===== EXTRACT

Please can anyone help restore my sanity?

We are over six months into building an extension to our home. The
small local builder we engaged to do the job said it would be finished
in 5 months, and signed a contract to that effect.


lots of really good advice from others snipped

God, your experience sounds identical to mine 2 or 3 years ago, which
SWMBO and I rank as one of the most stressfull periods of our lives.
We're still suffering now; eg long after the builder left I still have
a new loo and sink lying on the floorboards of our new second
bathroom, waiting for me to do my stuff and causing plenty of marital
dischord!

I would strongly advise the 'pleading, cajoling' route rather than
getting heavy-handed; use the legal route as an absolute last resort.
I think you're unlikely to get a good result that way. You say the
guy is a small builder (like mine was) and that he's slow to pay his
subbies (like mine was). Turned out my bloke was about 50p away from
bankruptcy; he'd been stiffed on an earlier job and had been diverting
funds from my project to pay off the previous one, and once I said
'enough is enough', ie stopped the staged payments because not enough
work was being done, he wasn't interested any more.

==========
===== DATA PROVIDED

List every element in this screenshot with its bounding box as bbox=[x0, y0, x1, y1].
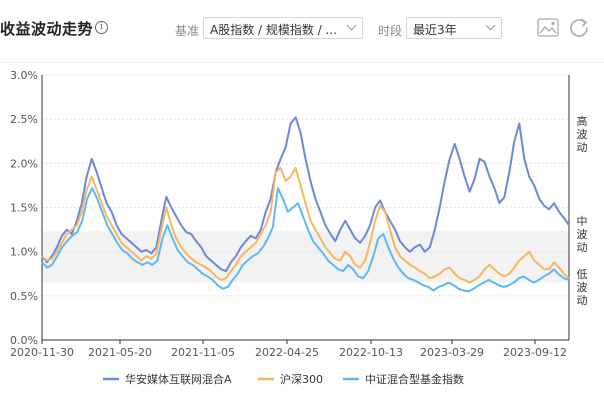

==========

REQUIREMENTS:
Please answer these questions on the home extension text above, one per line:
1. How many months did the builder say the extension would take?
2. What has been left lying on the floorboards of the new second bathroom?
3. What did the replier stop paying, after which the builder lost interest?

RESULT OF THIS TASK:
1. 5 months
2. A new loo and sink
3. The staged payments